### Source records
#####

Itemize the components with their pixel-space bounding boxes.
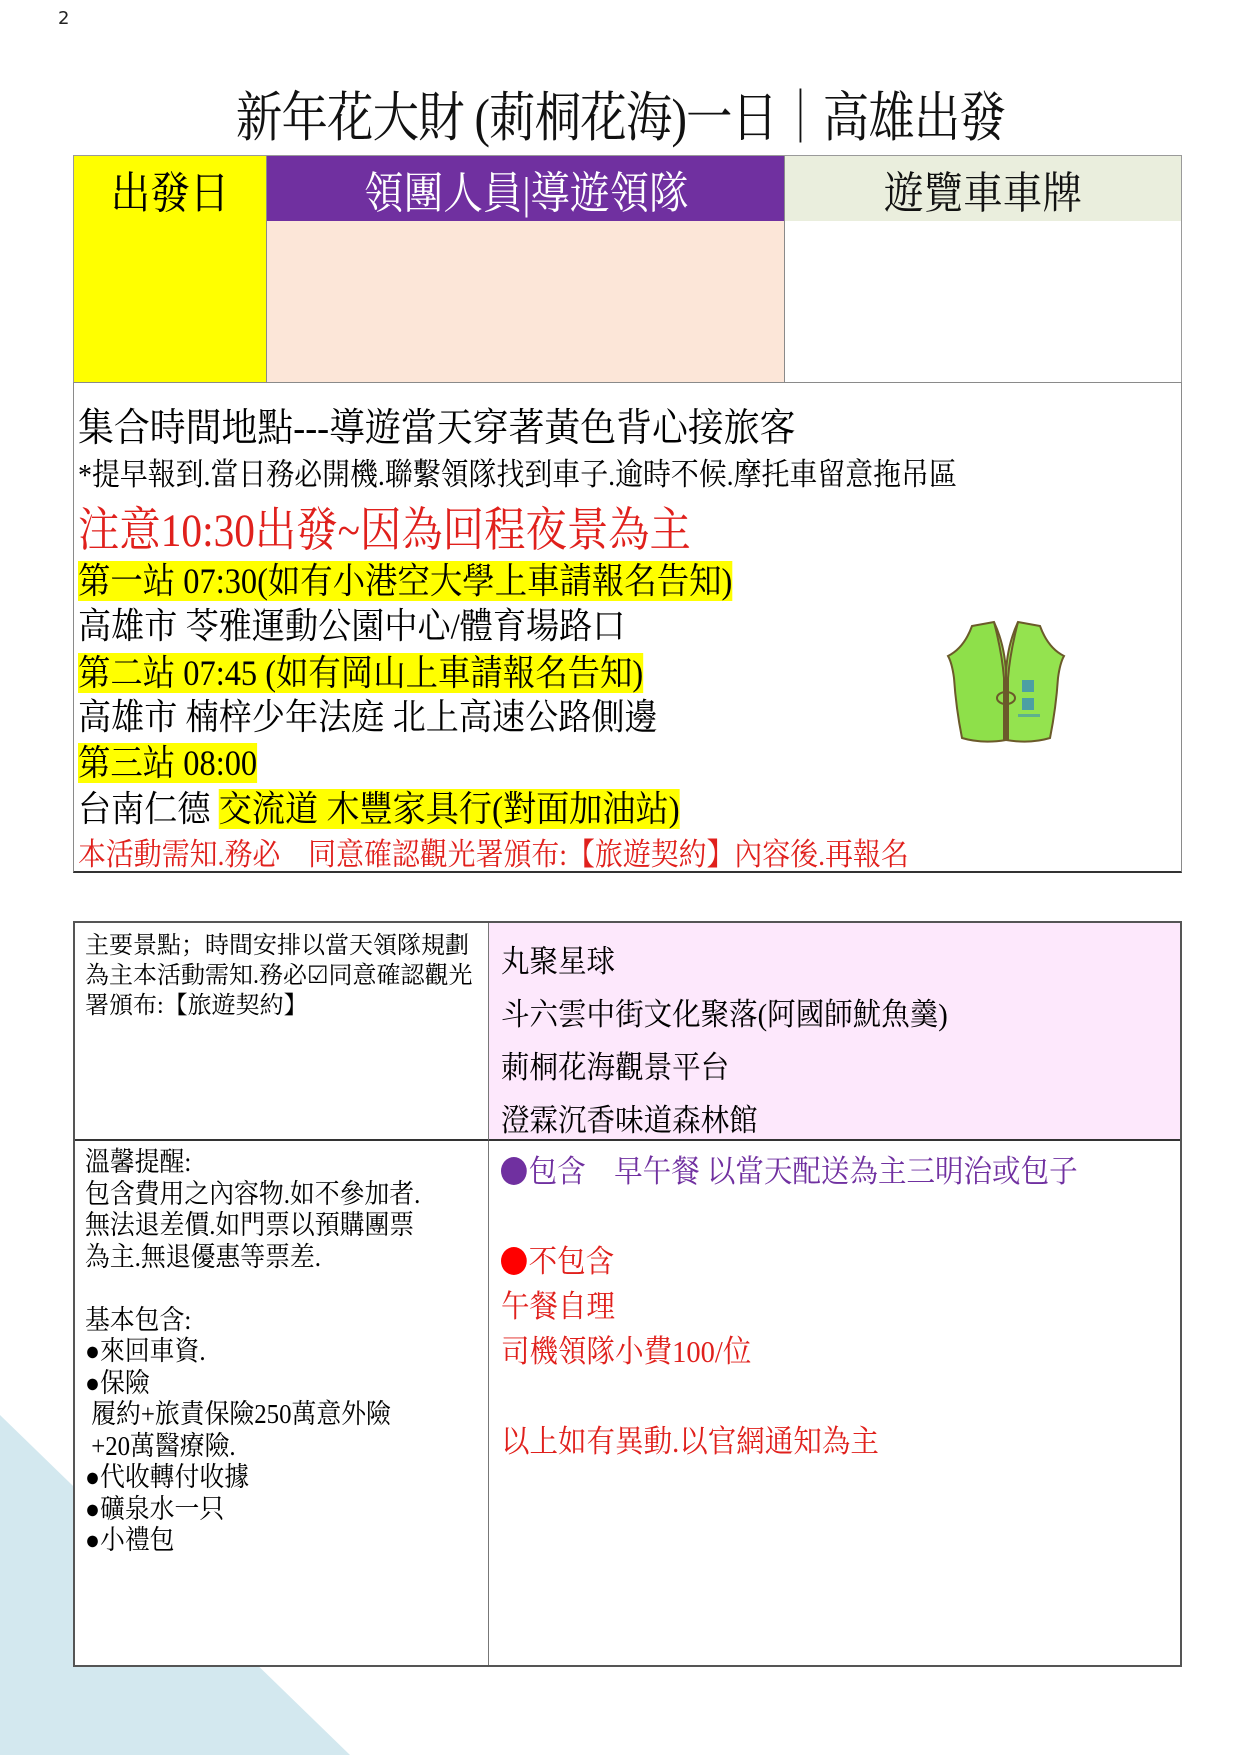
attraction-item: 莿桐花海觀景平台 bbox=[501, 1050, 730, 1085]
bus-plate-column bbox=[784, 156, 1181, 382]
itinerary-table bbox=[73, 921, 1182, 1667]
stop-1-location: 高雄市 苓雅運動公園中心/體育場路口 bbox=[78, 606, 626, 646]
tour-leader-header: 領團人員|導遊領隊 bbox=[267, 156, 785, 221]
basic-include-item: ●代收轉付收據 bbox=[85, 1462, 250, 1492]
change-notice: 以上如有異動.以官網通知為主 bbox=[501, 1424, 879, 1459]
attraction-item: 斗六雲中街文化聚落(阿國師魷魚羹) bbox=[501, 997, 948, 1032]
spacer bbox=[501, 1194, 1115, 1239]
page-title: 新年花大財 (莿桐花海)一日｜高雄出發 bbox=[235, 88, 1006, 148]
tour-info-table bbox=[73, 155, 1182, 383]
basic-include-item: 履約+旅責保險250萬意外險 bbox=[85, 1399, 391, 1429]
spacer bbox=[85, 1273, 447, 1305]
stop-3-label: 第三站 08:00 bbox=[78, 743, 258, 783]
attraction-item: 丸聚星球 bbox=[501, 944, 616, 979]
stop-1-label: 第一站 07:30(如有小港空大學上車請報名告知) bbox=[78, 561, 733, 601]
stop-2-location: 高雄市 楠梓少年法庭 北上高速公路側邊 bbox=[78, 697, 658, 737]
meeting-heading: 集合時間地點---導遊當天穿著黃色背心接旅客 bbox=[78, 407, 796, 450]
red-dot-icon bbox=[501, 1247, 527, 1275]
excluded-item: 司機領隊小費100/位 bbox=[501, 1334, 752, 1369]
basic-include-item: ●來回車資. bbox=[85, 1336, 206, 1366]
bus-plate-header: 遊覽車車牌 bbox=[785, 156, 1181, 221]
attractions-label: 主要景點；時間安排以當天領隊規劃為主本活動需知.務必☑同意確認觀光署頒布:【旅遊契約】 bbox=[75, 923, 489, 1141]
attraction-item: 澄霖沉香味道森林館 bbox=[501, 1103, 758, 1138]
inclusions-cell bbox=[489, 1141, 1180, 1665]
basic-include-title: 基本包含: bbox=[85, 1304, 192, 1335]
reminder-line: 無法退差價.如門票以預購團票 bbox=[85, 1210, 415, 1240]
reminder-line: 為主.無退優惠等票差. bbox=[85, 1241, 321, 1272]
departure-date-column bbox=[74, 156, 266, 382]
attractions-list bbox=[489, 923, 1180, 1141]
basic-include-item: +20萬醫療險. bbox=[85, 1430, 236, 1461]
departure-warning: 注意10:30出發~因為回程夜景為主 bbox=[78, 505, 691, 557]
tour-leader-value bbox=[267, 221, 785, 382]
spacer bbox=[501, 1374, 1115, 1419]
guide-vest-image bbox=[942, 608, 1070, 748]
reminder-line: 包含費用之內容物.如不參加者. bbox=[85, 1178, 421, 1209]
included-line: 包含 早午餐 以當天配送為主三明治或包子 bbox=[501, 1149, 1115, 1194]
reminder-notes bbox=[75, 1141, 489, 1665]
page-number: 2 bbox=[58, 8, 70, 29]
purple-dot-icon bbox=[501, 1157, 527, 1185]
excluded-heading: 不包含 bbox=[501, 1239, 1115, 1284]
departure-date-header: 出發日 bbox=[110, 168, 230, 218]
stop-3-location: 台南仁德 交流道 木豐家具行(對面加油站) bbox=[78, 789, 680, 829]
basic-include-item: ●保險 bbox=[85, 1367, 150, 1398]
excluded-item: 午餐自理 bbox=[501, 1289, 616, 1324]
reminder-title: 溫馨提醒: bbox=[85, 1147, 192, 1177]
contract-notice: 本活動需知.務必 同意確認觀光署頒布:【旅遊契約】內容後.再報名 bbox=[78, 837, 909, 872]
stop-2-label: 第二站 07:45 (如有岡山上車請報名告知) bbox=[78, 653, 644, 693]
basic-include-item: ●礦泉水一只 bbox=[85, 1493, 225, 1524]
meeting-notice: *提早報到.當日務必開機.聯繫領隊找到車子.逾時不候.摩托車留意拖吊區 bbox=[78, 457, 957, 492]
tour-leader-column bbox=[266, 156, 785, 382]
meeting-info-box bbox=[73, 382, 1182, 873]
basic-include-item: ●小禮包 bbox=[85, 1525, 175, 1555]
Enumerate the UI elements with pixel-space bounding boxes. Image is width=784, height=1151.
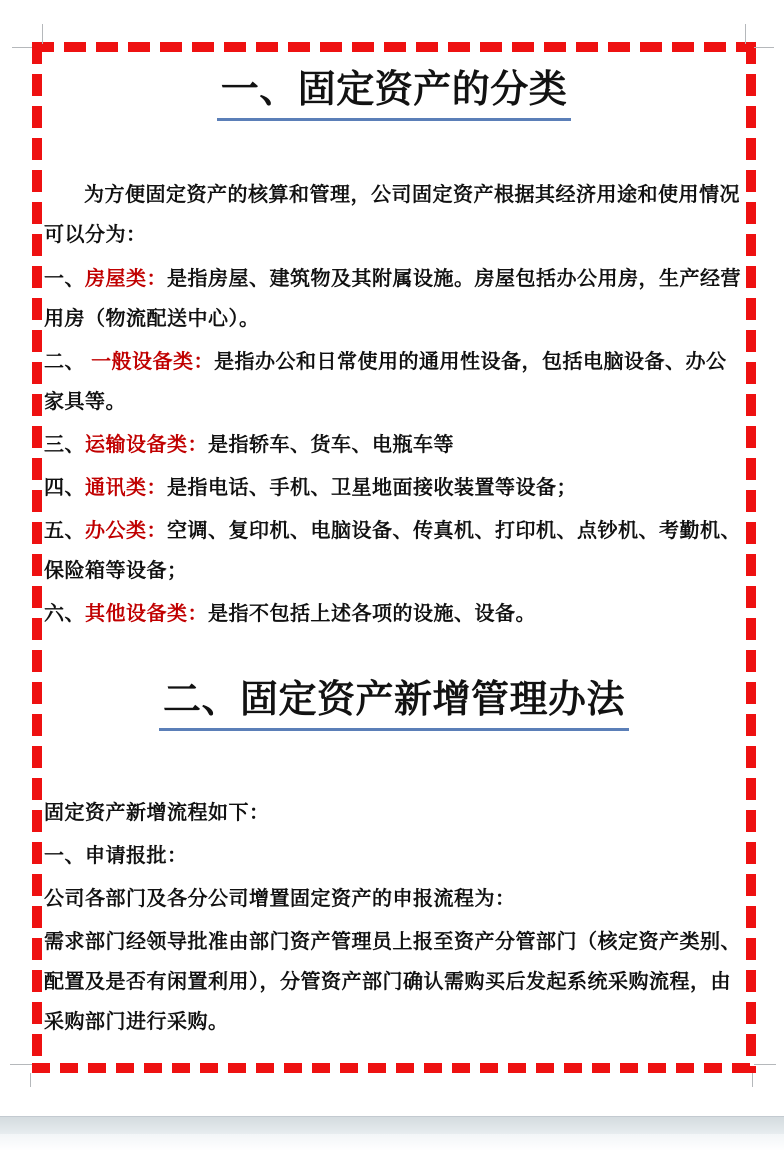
item-category-term: 房屋类： [85, 268, 167, 290]
item-description: 是指房屋、建筑物及其附属设施。房屋包括办公用房，生产经营用房（物流配送中心）。 [44, 268, 741, 330]
classification-item-1 [44, 259, 744, 339]
item-number: 六、 [44, 603, 85, 625]
border-right-edge [746, 42, 756, 1073]
crop-mark-bottom-left-v [30, 1073, 31, 1087]
border-top-edge [32, 42, 756, 52]
intro-paragraph: 为方便固定资产的核算和管理，公司固定资产根据其经济用途和使用情况可以分为： [44, 184, 740, 246]
item-category-term: 办公类： [85, 520, 167, 542]
border-left-edge [32, 42, 42, 1073]
classification-item-3 [44, 425, 744, 465]
crop-mark-top-left-h [12, 47, 32, 48]
classification-item-4 [44, 468, 744, 508]
item-description: 空调、复印机、电脑设备、传真机、打印机、点钞机、考勤机、保险箱等设备； [44, 520, 741, 582]
classification-item-5 [44, 511, 744, 591]
crop-mark-bottom-right-v [752, 1073, 753, 1087]
process-intro-paragraph: 固定资产新增流程如下： [44, 802, 270, 824]
page-separator-bar [0, 1116, 784, 1134]
section-1-heading-text: 一、固定资产的分类 [217, 66, 572, 121]
classification-item-2 [44, 342, 744, 422]
crop-mark-top-right-h [754, 47, 774, 48]
document-content [44, 52, 744, 1045]
section-2-heading [44, 676, 744, 731]
next-page-gap [0, 1134, 784, 1151]
crop-mark-top-left-v [42, 24, 43, 44]
item-category-term: 通讯类： [85, 477, 167, 499]
crop-mark-top-right-v [745, 24, 746, 44]
crop-mark-bottom-left-h [10, 1064, 32, 1065]
item-number: 二、 [44, 351, 92, 373]
item-description: 是指轿车、货车、电瓶车等 [208, 434, 454, 456]
process-step-heading: 一、申请报批： [44, 845, 188, 867]
section-2-heading-text: 二、固定资产新增管理办法 [159, 676, 629, 731]
item-description: 是指办公和日常使用的通用性设备，包括电脑设备、办公家具等。 [44, 351, 727, 413]
process-detail-paragraph: 需求部门经领导批准由部门资产管理员上报至资产分管部门（核定资产类别、配置及是否有闲置利用），分管资产部门确认需购买后发起系统采购流程，由采购部门进行采购。 [44, 931, 741, 1033]
classification-item-6 [44, 594, 744, 634]
process-paragraph: 公司各部门及各分公司增置固定资产的申报流程为： [44, 888, 516, 910]
item-number: 四、 [44, 477, 85, 499]
border-bottom-edge [32, 1063, 756, 1073]
item-number: 一、 [44, 268, 85, 290]
item-category-term: 一般设备类： [91, 351, 215, 373]
item-number: 三、 [44, 434, 85, 456]
crop-mark-bottom-right-h [754, 1064, 776, 1065]
item-description: 是指电话、手机、卫星地面接收装置等设备； [167, 477, 577, 499]
section-1-heading [44, 66, 744, 121]
item-category-term: 运输设备类： [85, 434, 208, 456]
item-number: 五、 [44, 520, 85, 542]
item-category-term: 其他设备类： [85, 603, 208, 625]
item-description: 是指不包括上述各项的设施、设备。 [208, 603, 536, 625]
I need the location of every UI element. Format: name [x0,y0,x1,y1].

#####

### GIVEN REQUEST
From the records, copy out the lines word for word, starting at the line that contains "item-category-term: 房屋类： [85, 268, 167, 290]" and ending after the line that contains "184, 740, 246]".

### TASK RESULT
item-category-term: 房屋类： [85, 268, 167, 290]
item-description: 是指房屋、建筑物及其附属设施。房屋包括办公用房，生产经营用房（物流配送中心）。 [44, 268, 741, 330]
classification-item-1 [44, 259, 744, 339]
item-number: 六、 [44, 603, 85, 625]
border-right-edge [746, 42, 756, 1073]
crop-mark-bottom-left-v [30, 1073, 31, 1087]
border-top-edge [32, 42, 756, 52]
intro-paragraph: 为方便固定资产的核算和管理，公司固定资产根据其经济用途和使用情况可以分为： [44, 184, 740, 246]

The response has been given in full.